(Source data)
========

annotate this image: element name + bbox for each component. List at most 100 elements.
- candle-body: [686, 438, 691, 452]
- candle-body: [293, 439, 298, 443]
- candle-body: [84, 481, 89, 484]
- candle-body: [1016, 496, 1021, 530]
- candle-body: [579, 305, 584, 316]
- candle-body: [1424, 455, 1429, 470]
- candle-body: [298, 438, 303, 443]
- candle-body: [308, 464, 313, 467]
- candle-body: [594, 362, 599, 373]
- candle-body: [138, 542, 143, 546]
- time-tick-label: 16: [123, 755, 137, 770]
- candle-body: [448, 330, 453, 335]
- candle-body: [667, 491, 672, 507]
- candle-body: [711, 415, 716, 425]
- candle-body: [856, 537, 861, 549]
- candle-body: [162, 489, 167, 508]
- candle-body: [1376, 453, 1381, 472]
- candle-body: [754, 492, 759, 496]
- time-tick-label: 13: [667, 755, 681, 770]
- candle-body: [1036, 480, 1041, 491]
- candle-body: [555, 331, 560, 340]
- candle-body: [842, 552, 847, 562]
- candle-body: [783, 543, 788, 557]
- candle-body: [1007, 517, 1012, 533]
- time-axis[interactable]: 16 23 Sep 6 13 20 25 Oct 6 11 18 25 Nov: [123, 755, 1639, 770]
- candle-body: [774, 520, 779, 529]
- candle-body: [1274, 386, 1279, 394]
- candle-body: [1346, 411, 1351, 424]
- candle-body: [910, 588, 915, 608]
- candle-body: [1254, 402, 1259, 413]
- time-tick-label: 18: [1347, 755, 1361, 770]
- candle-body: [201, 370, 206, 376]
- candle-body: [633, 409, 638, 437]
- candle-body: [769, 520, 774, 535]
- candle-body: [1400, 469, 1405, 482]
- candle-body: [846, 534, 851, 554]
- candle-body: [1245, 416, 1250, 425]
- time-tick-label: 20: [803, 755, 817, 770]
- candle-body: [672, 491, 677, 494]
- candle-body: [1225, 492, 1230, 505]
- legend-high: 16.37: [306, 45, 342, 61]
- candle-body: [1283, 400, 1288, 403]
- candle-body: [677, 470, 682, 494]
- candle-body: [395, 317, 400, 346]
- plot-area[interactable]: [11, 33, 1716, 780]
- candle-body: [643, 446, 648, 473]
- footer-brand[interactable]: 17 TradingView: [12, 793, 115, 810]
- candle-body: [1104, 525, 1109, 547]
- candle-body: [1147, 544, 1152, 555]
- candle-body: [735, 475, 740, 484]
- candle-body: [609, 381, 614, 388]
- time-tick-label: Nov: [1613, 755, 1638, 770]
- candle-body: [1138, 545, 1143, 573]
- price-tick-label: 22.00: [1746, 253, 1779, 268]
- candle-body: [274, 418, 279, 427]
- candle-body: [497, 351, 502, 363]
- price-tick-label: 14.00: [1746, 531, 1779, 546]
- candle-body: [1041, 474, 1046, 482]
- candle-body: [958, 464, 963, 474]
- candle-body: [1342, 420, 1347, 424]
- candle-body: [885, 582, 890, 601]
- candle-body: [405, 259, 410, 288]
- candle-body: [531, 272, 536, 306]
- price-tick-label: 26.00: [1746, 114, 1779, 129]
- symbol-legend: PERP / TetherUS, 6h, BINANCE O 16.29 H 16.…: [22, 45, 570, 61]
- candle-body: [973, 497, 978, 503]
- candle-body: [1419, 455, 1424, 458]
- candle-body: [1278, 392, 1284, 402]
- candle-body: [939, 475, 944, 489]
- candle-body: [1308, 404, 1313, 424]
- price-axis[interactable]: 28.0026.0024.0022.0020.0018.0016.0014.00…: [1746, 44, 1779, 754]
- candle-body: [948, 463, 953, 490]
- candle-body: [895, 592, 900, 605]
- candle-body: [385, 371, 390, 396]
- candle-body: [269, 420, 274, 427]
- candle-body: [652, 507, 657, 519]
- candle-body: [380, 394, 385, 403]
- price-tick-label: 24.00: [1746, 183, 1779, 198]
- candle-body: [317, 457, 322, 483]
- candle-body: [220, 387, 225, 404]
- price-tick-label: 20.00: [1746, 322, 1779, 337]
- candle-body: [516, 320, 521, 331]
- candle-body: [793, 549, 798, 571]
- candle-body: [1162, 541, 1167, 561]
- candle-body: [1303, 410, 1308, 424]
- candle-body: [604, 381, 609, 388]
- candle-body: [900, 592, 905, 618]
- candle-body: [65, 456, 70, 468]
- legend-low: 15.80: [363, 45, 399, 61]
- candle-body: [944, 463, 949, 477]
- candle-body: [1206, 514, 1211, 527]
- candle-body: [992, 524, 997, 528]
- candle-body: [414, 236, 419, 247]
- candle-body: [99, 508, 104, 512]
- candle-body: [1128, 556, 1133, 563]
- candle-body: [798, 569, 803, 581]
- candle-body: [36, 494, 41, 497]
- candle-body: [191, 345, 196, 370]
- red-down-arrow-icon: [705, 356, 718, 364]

========

WHAT IS NEEDED: Please recast every line of the listing above as a numbered list, leaving out any blank lines.

THE COMPLETED TASK:
1. annotate this image: element name + bbox for each component. List at most 100 elements.
2. - candle-body: [686, 438, 691, 452]
3. - candle-body: [293, 439, 298, 443]
4. - candle-body: [84, 481, 89, 484]
5. - candle-body: [1016, 496, 1021, 530]
6. - candle-body: [579, 305, 584, 316]
7. - candle-body: [1424, 455, 1429, 470]
8. - candle-body: [298, 438, 303, 443]
9. - candle-body: [308, 464, 313, 467]
10. - candle-body: [594, 362, 599, 373]
11. - candle-body: [138, 542, 143, 546]
12. - time-tick-label: 16: [123, 755, 137, 770]
13. - candle-body: [448, 330, 453, 335]
14. - candle-body: [667, 491, 672, 507]
15. - candle-body: [711, 415, 716, 425]
16. - candle-body: [856, 537, 861, 549]
17. - candle-body: [162, 489, 167, 508]
18. - candle-body: [1376, 453, 1381, 472]
19. - candle-body: [754, 492, 759, 496]
20. - time-tick-label: 13: [667, 755, 681, 770]
21. - candle-body: [1036, 480, 1041, 491]
22. - candle-body: [555, 331, 560, 340]
23. - candle-body: [842, 552, 847, 562]
24. - candle-body: [783, 543, 788, 557]
25. - candle-body: [1007, 517, 1012, 533]
26. - time-axis[interactable]: 16 23 Sep 6 13 20 25 Oct 6 11 18 25 Nov: [123, 755, 1639, 770]
27. - candle-body: [774, 520, 779, 529]
28. - candle-body: [1274, 386, 1279, 394]
29. - candle-body: [1346, 411, 1351, 424]
30. - candle-body: [910, 588, 915, 608]
31. - candle-body: [1254, 402, 1259, 413]
32. - time-tick-label: 18: [1347, 755, 1361, 770]
33. - candle-body: [201, 370, 206, 376]
34. - candle-body: [633, 409, 638, 437]
35. - candle-body: [769, 520, 774, 535]
36. - candle-body: [1400, 469, 1405, 482]
37. - candle-body: [846, 534, 851, 554]
38. - candle-body: [1245, 416, 1250, 425]
39. - time-tick-label: 20: [803, 755, 817, 770]
40. - candle-body: [672, 491, 677, 494]
41. - candle-body: [1225, 492, 1230, 505]
42. - legend-high: 16.37: [306, 45, 342, 61]
43. - candle-body: [1283, 400, 1288, 403]
44. - candle-body: [677, 470, 682, 494]
45. - candle-body: [395, 317, 400, 346]
46. - plot-area[interactable]: [11, 33, 1716, 780]
47. - candle-body: [643, 446, 648, 473]
48. - footer-brand[interactable]: 17 TradingView: [12, 793, 115, 810]
49. - candle-body: [1104, 525, 1109, 547]
50. - candle-body: [1147, 544, 1152, 555]
51. - candle-body: [735, 475, 740, 484]
52. - candle-body: [609, 381, 614, 388]
53. - time-tick-label: Nov: [1613, 755, 1638, 770]
54. - candle-body: [1138, 545, 1143, 573]
55. - price-tick-label: 22.00: [1746, 253, 1779, 268]
56. - candle-body: [274, 418, 279, 427]
57. - candle-body: [497, 351, 502, 363]
58. - price-tick-label: 14.00: [1746, 531, 1779, 546]
59. - candle-body: [1041, 474, 1046, 482]
60. - candle-body: [958, 464, 963, 474]
61. - candle-body: [1342, 420, 1347, 424]
62. - candle-body: [885, 582, 890, 601]
63. - candle-body: [405, 259, 410, 288]
64. - candle-body: [531, 272, 536, 306]
65. - price-tick-label: 26.00: [1746, 114, 1779, 129]
66. - symbol-legend: PERP / TetherUS, 6h, BINANCE O 16.29 H 16.…: [22, 45, 570, 61]
67. - candle-body: [973, 497, 978, 503]
68. - candle-body: [1419, 455, 1424, 458]
69. - candle-body: [1278, 392, 1284, 402]
70. - candle-body: [939, 475, 944, 489]
71. - candle-body: [1308, 404, 1313, 424]
72. - price-axis[interactable]: 28.0026.0024.0022.0020.0018.0016.0014.00…: [1746, 44, 1779, 754]
73. - candle-body: [948, 463, 953, 490]
74. - candle-body: [895, 592, 900, 605]
75. - candle-body: [385, 371, 390, 396]
76. - candle-body: [269, 420, 274, 427]
77. - candle-body: [652, 507, 657, 519]
78. - candle-body: [380, 394, 385, 403]
79. - price-tick-label: 24.00: [1746, 183, 1779, 198]
80. - candle-body: [317, 457, 322, 483]
81. - candle-body: [220, 387, 225, 404]
82. - price-tick-label: 20.00: [1746, 322, 1779, 337]
83. - candle-body: [516, 320, 521, 331]
84. - candle-body: [793, 549, 798, 571]
85. - candle-body: [1162, 541, 1167, 561]
86. - candle-body: [1303, 410, 1308, 424]
87. - candle-body: [604, 381, 609, 388]
88. - candle-body: [900, 592, 905, 618]
89. - candle-body: [65, 456, 70, 468]
90. - legend-low: 15.80: [363, 45, 399, 61]
91. - candle-body: [944, 463, 949, 477]
92. - candle-body: [1206, 514, 1211, 527]
93. - candle-body: [992, 524, 997, 528]
94. - candle-body: [414, 236, 419, 247]
95. - candle-body: [99, 508, 104, 512]
96. - candle-body: [1128, 556, 1133, 563]
97. - candle-body: [798, 569, 803, 581]
98. - candle-body: [36, 494, 41, 497]
99. - candle-body: [191, 345, 196, 370]
100. - red-down-arrow-icon: [705, 356, 718, 364]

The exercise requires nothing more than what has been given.